* **BRIEF**: Look through the records below, and copy out every line that holds the string "video".

==== PROVIDED DATA ====

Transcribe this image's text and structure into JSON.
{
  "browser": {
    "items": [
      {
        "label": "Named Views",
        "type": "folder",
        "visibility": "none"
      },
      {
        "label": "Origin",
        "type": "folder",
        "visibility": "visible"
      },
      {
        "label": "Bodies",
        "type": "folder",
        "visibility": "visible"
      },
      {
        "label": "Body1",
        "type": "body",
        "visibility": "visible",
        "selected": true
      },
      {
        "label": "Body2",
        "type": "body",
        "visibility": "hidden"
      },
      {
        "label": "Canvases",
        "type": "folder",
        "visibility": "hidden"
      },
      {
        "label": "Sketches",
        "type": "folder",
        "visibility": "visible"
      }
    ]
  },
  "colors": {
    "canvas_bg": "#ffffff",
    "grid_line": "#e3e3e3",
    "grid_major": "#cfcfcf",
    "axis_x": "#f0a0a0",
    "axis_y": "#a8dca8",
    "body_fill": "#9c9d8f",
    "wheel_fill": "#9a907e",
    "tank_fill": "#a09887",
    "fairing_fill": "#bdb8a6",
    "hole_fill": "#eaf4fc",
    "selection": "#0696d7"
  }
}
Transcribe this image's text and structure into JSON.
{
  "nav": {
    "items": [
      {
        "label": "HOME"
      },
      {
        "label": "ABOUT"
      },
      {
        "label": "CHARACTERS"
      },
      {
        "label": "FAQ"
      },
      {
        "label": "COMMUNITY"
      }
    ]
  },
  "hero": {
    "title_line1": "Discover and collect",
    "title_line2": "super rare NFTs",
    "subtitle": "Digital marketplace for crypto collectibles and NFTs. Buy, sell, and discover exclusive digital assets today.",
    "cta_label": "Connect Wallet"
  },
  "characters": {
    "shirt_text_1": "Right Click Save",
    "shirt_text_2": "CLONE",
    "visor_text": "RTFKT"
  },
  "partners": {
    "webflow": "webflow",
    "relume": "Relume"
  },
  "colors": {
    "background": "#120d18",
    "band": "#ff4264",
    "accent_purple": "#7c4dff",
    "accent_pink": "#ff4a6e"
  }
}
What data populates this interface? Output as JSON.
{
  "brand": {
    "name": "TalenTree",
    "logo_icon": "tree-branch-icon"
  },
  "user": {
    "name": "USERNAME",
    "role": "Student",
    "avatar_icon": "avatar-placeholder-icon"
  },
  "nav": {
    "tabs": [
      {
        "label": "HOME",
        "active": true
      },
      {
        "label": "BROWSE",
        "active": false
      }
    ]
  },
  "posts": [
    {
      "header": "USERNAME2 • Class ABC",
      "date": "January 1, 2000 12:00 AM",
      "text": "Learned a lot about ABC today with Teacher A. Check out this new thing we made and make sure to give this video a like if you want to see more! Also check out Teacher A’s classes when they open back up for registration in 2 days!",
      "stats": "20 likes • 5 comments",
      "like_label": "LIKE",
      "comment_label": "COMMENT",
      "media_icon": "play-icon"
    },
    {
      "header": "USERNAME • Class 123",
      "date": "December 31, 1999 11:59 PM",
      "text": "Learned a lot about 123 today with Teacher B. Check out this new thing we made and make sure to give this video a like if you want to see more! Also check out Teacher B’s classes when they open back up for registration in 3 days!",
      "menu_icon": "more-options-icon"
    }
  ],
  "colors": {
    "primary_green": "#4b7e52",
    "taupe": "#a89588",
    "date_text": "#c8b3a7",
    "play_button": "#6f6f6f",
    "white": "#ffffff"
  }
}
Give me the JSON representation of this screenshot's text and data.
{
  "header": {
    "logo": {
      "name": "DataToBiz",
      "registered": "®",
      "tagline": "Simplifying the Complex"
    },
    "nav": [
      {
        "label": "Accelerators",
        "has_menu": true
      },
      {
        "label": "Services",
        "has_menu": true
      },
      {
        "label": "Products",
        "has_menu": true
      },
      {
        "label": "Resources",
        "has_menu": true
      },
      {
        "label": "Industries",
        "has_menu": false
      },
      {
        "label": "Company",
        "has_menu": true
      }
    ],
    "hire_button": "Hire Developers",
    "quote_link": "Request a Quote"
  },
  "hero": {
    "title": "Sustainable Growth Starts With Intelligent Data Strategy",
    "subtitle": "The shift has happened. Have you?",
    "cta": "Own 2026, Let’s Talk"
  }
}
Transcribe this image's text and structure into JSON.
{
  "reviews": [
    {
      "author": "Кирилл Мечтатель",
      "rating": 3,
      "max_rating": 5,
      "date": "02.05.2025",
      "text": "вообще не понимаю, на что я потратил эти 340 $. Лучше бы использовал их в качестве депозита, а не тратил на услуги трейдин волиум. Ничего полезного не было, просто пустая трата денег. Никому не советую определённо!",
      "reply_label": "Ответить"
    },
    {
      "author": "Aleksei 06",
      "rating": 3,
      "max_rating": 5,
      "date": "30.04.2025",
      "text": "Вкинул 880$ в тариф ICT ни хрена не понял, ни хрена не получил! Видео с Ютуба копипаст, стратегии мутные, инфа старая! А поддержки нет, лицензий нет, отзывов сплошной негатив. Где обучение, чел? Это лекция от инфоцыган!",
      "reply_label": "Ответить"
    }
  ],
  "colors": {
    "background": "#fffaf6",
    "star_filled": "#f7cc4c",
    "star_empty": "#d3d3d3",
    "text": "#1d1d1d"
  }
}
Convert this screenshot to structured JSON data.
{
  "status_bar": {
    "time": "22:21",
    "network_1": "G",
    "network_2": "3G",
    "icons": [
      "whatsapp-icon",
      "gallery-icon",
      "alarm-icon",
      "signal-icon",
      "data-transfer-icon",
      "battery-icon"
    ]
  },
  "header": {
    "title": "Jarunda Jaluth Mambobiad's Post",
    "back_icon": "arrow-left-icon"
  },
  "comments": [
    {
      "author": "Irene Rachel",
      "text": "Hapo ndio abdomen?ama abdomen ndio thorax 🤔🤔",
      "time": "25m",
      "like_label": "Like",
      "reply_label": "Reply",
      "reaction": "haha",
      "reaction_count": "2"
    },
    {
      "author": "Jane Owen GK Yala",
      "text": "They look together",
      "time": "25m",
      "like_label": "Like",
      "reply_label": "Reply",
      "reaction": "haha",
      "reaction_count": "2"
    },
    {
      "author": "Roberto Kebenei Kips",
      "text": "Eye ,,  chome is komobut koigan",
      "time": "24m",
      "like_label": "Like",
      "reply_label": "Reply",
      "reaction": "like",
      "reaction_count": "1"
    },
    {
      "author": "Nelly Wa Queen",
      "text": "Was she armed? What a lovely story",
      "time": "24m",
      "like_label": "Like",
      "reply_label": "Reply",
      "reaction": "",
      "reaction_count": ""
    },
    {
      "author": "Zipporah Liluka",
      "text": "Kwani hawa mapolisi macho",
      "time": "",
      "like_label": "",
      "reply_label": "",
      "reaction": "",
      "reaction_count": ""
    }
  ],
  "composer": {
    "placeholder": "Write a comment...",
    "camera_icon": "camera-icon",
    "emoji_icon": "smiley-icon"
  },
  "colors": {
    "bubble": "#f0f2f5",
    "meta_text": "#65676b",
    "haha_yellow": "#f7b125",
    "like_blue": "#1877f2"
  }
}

====

* **CORRECT RESPONSE**:
      "text": "Learned a lot about ABC today with Teacher A. Check out this new thing we made and make sure to give this video a like if you want to see more! Also check out Teacher A’s classes when they open back up for registration in 2 days!",
      "text": "Learned a lot about 123 today with Teacher B. Check out this new thing we made and make sure to give this video a like if you want to see more! Also check out Teacher B’s classes when they open back up for registration in 3 days!",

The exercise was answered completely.